**Activity:**
Could you set down all of the data again, exactly as it stands?

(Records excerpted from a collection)
——————————
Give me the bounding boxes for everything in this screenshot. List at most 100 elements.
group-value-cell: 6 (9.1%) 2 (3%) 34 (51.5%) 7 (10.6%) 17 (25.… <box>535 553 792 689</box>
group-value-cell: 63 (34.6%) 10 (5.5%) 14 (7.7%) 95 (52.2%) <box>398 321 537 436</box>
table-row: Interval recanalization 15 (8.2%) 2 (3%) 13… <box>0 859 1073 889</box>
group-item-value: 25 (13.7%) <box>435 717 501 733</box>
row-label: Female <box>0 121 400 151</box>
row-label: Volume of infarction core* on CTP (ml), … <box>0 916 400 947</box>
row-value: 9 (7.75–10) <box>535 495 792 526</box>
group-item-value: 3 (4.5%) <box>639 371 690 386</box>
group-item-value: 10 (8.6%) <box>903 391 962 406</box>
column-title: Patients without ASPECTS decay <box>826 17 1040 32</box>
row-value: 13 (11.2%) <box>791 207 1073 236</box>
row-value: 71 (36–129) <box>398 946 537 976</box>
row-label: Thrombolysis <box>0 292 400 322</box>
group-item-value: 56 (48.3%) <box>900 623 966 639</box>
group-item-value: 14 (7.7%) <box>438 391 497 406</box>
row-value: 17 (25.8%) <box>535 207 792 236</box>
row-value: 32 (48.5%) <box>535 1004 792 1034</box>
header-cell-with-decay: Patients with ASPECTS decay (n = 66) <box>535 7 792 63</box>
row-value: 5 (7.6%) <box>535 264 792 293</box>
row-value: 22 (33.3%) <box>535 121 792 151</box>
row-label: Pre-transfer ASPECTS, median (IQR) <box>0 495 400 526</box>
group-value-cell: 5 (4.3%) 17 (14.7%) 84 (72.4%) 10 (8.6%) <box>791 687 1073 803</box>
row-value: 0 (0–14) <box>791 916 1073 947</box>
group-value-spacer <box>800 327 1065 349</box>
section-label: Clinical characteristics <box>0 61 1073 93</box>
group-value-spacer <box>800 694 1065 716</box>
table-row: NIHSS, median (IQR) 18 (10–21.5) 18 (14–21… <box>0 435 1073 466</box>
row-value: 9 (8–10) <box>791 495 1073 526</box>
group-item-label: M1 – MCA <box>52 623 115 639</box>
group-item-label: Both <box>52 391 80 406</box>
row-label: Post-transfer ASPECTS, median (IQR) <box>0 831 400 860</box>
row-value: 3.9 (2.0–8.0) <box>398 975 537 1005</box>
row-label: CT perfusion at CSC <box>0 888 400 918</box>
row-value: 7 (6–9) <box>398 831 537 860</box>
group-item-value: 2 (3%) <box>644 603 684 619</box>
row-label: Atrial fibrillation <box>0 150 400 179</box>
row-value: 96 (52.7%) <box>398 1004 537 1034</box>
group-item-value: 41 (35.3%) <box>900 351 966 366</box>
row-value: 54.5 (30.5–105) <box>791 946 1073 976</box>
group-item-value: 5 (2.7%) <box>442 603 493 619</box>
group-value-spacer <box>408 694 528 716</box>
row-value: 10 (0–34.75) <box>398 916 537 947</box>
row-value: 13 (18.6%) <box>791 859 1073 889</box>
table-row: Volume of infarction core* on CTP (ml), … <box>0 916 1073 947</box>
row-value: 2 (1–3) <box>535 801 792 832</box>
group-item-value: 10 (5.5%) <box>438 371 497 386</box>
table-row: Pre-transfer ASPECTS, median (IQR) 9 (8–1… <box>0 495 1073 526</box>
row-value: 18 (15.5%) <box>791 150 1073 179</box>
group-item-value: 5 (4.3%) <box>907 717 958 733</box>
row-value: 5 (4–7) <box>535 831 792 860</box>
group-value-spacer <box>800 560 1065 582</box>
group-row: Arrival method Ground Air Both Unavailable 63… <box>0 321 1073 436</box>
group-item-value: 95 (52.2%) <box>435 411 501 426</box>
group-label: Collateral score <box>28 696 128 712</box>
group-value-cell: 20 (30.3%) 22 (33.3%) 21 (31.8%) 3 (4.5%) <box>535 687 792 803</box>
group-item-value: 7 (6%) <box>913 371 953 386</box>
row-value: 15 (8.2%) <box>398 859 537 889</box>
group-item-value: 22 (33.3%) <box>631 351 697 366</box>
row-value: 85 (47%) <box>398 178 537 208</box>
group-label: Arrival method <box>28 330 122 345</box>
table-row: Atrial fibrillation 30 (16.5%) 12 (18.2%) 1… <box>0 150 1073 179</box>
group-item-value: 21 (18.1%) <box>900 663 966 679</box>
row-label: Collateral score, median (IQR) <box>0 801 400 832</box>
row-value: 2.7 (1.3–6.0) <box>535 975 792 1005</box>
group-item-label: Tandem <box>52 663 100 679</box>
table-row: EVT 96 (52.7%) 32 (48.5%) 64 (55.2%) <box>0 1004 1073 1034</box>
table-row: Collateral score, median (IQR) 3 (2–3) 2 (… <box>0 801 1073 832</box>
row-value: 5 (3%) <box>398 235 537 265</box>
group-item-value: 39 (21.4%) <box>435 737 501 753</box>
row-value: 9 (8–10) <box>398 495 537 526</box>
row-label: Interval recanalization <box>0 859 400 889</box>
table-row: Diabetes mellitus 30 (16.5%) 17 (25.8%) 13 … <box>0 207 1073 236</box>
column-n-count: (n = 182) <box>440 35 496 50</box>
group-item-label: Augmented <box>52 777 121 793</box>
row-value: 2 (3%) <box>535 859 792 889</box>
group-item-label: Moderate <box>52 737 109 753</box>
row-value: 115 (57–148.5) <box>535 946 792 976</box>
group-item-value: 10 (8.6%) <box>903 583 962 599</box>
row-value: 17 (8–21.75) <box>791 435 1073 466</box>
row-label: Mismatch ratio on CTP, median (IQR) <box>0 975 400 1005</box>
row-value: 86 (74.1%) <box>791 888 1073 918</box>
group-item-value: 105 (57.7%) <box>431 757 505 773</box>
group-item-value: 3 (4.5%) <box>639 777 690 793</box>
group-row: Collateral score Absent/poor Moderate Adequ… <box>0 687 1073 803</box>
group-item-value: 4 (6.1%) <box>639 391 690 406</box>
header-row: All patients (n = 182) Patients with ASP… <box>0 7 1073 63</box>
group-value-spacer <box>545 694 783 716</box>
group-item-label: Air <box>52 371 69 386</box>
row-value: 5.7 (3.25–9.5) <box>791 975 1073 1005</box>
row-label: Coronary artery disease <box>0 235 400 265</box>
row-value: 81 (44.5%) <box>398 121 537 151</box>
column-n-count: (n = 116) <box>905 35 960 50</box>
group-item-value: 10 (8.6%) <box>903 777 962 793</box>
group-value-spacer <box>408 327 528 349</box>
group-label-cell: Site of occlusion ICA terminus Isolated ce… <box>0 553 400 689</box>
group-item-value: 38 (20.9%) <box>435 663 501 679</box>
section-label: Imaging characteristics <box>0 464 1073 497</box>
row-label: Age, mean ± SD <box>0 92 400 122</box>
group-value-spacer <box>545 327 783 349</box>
——————————
**Solution to this exercise:**
Give me the bounding boxes for everything in this screenshot. List at most 100 elements.
group-value-cell: 6 (9.1%) 2 (3%) 34 (51.5%) 7 (10.6%) 17 (25.… <box>535 553 792 689</box>
group-value-cell: 63 (34.6%) 10 (5.5%) 14 (7.7%) 95 (52.2%) <box>398 321 537 436</box>
table-row: Interval recanalization 15 (8.2%) 2 (3%) 13… <box>0 859 1073 889</box>
group-item-value: 25 (13.7%) <box>435 717 501 733</box>
row-label: Female <box>0 121 400 151</box>
row-label: Volume of infarction core* on CTP (ml), … <box>0 916 400 947</box>
row-value: 9 (7.75–10) <box>535 495 792 526</box>
group-item-value: 3 (4.5%) <box>639 371 690 386</box>
group-item-value: 10 (8.6%) <box>903 391 962 406</box>
column-title: Patients without ASPECTS decay <box>826 17 1040 32</box>
row-value: 13 (11.2%) <box>791 207 1073 236</box>
row-value: 71 (36–129) <box>398 946 537 976</box>
row-label: Thrombolysis <box>0 292 400 322</box>
group-item-value: 56 (48.3%) <box>900 623 966 639</box>
group-item-value: 14 (7.7%) <box>438 391 497 406</box>
row-value: 17 (25.8%) <box>535 207 792 236</box>
row-value: 32 (48.5%) <box>535 1004 792 1034</box>
header-cell-with-decay: Patients with ASPECTS decay (n = 66) <box>535 7 792 63</box>
row-value: 5 (7.6%) <box>535 264 792 293</box>
row-value: 22 (33.3%) <box>535 121 792 151</box>
row-label: Pre-transfer ASPECTS, median (IQR) <box>0 495 400 526</box>
group-value-cell: 5 (4.3%) 17 (14.7%) 84 (72.4%) 10 (8.6%) <box>791 687 1073 803</box>
row-value: 0 (0–14) <box>791 916 1073 947</box>
group-value-spacer <box>800 327 1065 349</box>
section-label: Clinical characteristics <box>0 61 1073 93</box>
group-value-spacer <box>800 694 1065 716</box>
table-row: NIHSS, median (IQR) 18 (10–21.5) 18 (14–21… <box>0 435 1073 466</box>
row-value: 9 (8–10) <box>791 495 1073 526</box>
group-item-label: M1 – MCA <box>52 623 115 639</box>
group-item-label: Both <box>52 391 80 406</box>
row-label: Post-transfer ASPECTS, median (IQR) <box>0 831 400 860</box>
row-value: 3.9 (2.0–8.0) <box>398 975 537 1005</box>
row-label: CT perfusion at CSC <box>0 888 400 918</box>
row-value: 7 (6–9) <box>398 831 537 860</box>
group-item-value: 2 (3%) <box>644 603 684 619</box>
row-label: Atrial fibrillation <box>0 150 400 179</box>
row-value: 96 (52.7%) <box>398 1004 537 1034</box>
group-item-value: 41 (35.3%) <box>900 351 966 366</box>
row-value: 54.5 (30.5–105) <box>791 946 1073 976</box>
group-item-value: 5 (2.7%) <box>442 603 493 619</box>
group-value-spacer <box>408 694 528 716</box>
row-value: 10 (0–34.75) <box>398 916 537 947</box>
row-value: 13 (18.6%) <box>791 859 1073 889</box>
table-row: Volume of infarction core* on CTP (ml), … <box>0 916 1073 947</box>
row-value: 2 (1–3) <box>535 801 792 832</box>
group-item-value: 10 (5.5%) <box>438 371 497 386</box>
table-row: Pre-transfer ASPECTS, median (IQR) 9 (8–1… <box>0 495 1073 526</box>
row-value: 18 (15.5%) <box>791 150 1073 179</box>
group-item-value: 5 (4.3%) <box>907 717 958 733</box>
row-value: 5 (4–7) <box>535 831 792 860</box>
group-value-spacer <box>800 560 1065 582</box>
group-row: Arrival method Ground Air Both Unavailable 63… <box>0 321 1073 436</box>
group-item-value: 95 (52.2%) <box>435 411 501 426</box>
group-label: Collateral score <box>28 696 128 712</box>
group-value-cell: 20 (30.3%) 22 (33.3%) 21 (31.8%) 3 (4.5%) <box>535 687 792 803</box>
group-item-value: 7 (6%) <box>913 371 953 386</box>
row-value: 15 (8.2%) <box>398 859 537 889</box>
group-item-value: 22 (33.3%) <box>631 351 697 366</box>
row-value: 85 (47%) <box>398 178 537 208</box>
group-label: Arrival method <box>28 330 122 345</box>
table-row: Atrial fibrillation 30 (16.5%) 12 (18.2%) 1… <box>0 150 1073 179</box>
group-item-value: 21 (18.1%) <box>900 663 966 679</box>
row-label: Collateral score, median (IQR) <box>0 801 400 832</box>
row-value: 2.7 (1.3–6.0) <box>535 975 792 1005</box>
group-item-label: Tandem <box>52 663 100 679</box>
table-row: EVT 96 (52.7%) 32 (48.5%) 64 (55.2%) <box>0 1004 1073 1034</box>
table-row: Collateral score, median (IQR) 3 (2–3) 2 (… <box>0 801 1073 832</box>
row-value: 5 (3%) <box>398 235 537 265</box>
group-item-value: 39 (21.4%) <box>435 737 501 753</box>
row-value: 9 (8–10) <box>398 495 537 526</box>
row-label: Interval recanalization <box>0 859 400 889</box>
table-row: Diabetes mellitus 30 (16.5%) 17 (25.8%) 13 … <box>0 207 1073 236</box>
column-n-count: (n = 182) <box>440 35 496 50</box>
group-item-label: Augmented <box>52 777 121 793</box>
row-value: 2 (3%) <box>535 859 792 889</box>
group-item-label: Moderate <box>52 737 109 753</box>
row-value: 115 (57–148.5) <box>535 946 792 976</box>
group-item-value: 10 (8.6%) <box>903 583 962 599</box>
row-value: 17 (8–21.75) <box>791 435 1073 466</box>
row-label: Mismatch ratio on CTP, median (IQR) <box>0 975 400 1005</box>
row-value: 86 (74.1%) <box>791 888 1073 918</box>
group-item-value: 105 (57.7%) <box>431 757 505 773</box>
group-item-value: 3 (4.5%) <box>639 777 690 793</box>
group-row: Collateral score Absent/poor Moderate Adequ… <box>0 687 1073 803</box>
group-item-value: 4 (6.1%) <box>639 391 690 406</box>
header-row: All patients (n = 182) Patients with ASP… <box>0 7 1073 63</box>
group-value-spacer <box>545 694 783 716</box>
group-item-label: Air <box>52 371 69 386</box>
row-value: 5.7 (3.25–9.5) <box>791 975 1073 1005</box>
row-label: Coronary artery disease <box>0 235 400 265</box>
row-value: 81 (44.5%) <box>398 121 537 151</box>
column-n-count: (n = 116) <box>905 35 960 50</box>
group-item-value: 10 (8.6%) <box>903 777 962 793</box>
group-value-spacer <box>408 327 528 349</box>
group-label-cell: Site of occlusion ICA terminus Isolated ce… <box>0 553 400 689</box>
group-item-value: 38 (20.9%) <box>435 663 501 679</box>
section-label: Imaging characteristics <box>0 464 1073 497</box>
row-label: Age, mean ± SD <box>0 92 400 122</box>
group-value-spacer <box>545 327 783 349</box>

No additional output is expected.